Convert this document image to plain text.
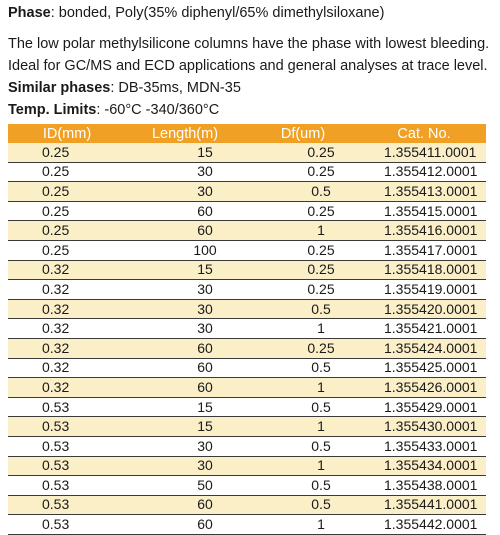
Phase: bonded, Poly(35% diphenyl/65% dimethylsiloxane)
The low polar methylsilicone columns have the phase with lowest bleeding.
Ideal for GC/MS and ECD applications and general analyses at trace level.
Similar phases: DB-35ms, MDN-35
Temp. Limits: -60°C -340/360°C
ID(mm)	Length(m)	Df(um)	Cat. No.
0.25	15	0.25	1.355411.0001
0.25	30	0.25	1.355412.0001
0.25	30	0.5	1.355413.0001
0.25	60	0.25	1.355415.0001
0.25	60	1	1.355416.0001
0.25	100	0.25	1.355417.0001
0.32	15	0.25	1.355418.0001
0.32	30	0.25	1.355419.0001
0.32	30	0.5	1.355420.0001
0.32	30	1	1.355421.0001
0.32	60	0.25	1.355424.0001
0.32	60	0.5	1.355425.0001
0.32	60	1	1.355426.0001
0.53	15	0.5	1.355429.0001
0.53	15	1	1.355430.0001
0.53	30	0.5	1.355433.0001
0.53	30	1	1.355434.0001
0.53	50	0.5	1.355438.0001
0.53	60	0.5	1.355441.0001
0.53	60	1	1.355442.0001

Goal:
Each record above should come back exactly the same, only without its pictures.

Solution for this exercise:
Convert this document image to plain text.
Phase: bonded, Poly(35% diphenyl/65% dimethylsiloxane)
The low polar methylsilicone columns have the phase with lowest bleeding.
Ideal for GC/MS and ECD applications and general analyses at trace level.
Similar phases: DB-35ms, MDN-35
Temp. Limits: -60°C -340/360°C
ID(mm)	Length(m)	Df(um)	Cat. No.
0.25	15	0.25	1.355411.0001
0.25	30	0.25	1.355412.0001
0.25	30	0.5	1.355413.0001
0.25	60	0.25	1.355415.0001
0.25	60	1	1.355416.0001
0.25	100	0.25	1.355417.0001
0.32	15	0.25	1.355418.0001
0.32	30	0.25	1.355419.0001
0.32	30	0.5	1.355420.0001
0.32	30	1	1.355421.0001
0.32	60	0.25	1.355424.0001
0.32	60	0.5	1.355425.0001
0.32	60	1	1.355426.0001
0.53	15	0.5	1.355429.0001
0.53	15	1	1.355430.0001
0.53	30	0.5	1.355433.0001
0.53	30	1	1.355434.0001
0.53	50	0.5	1.355438.0001
0.53	60	0.5	1.355441.0001
0.53	60	1	1.355442.0001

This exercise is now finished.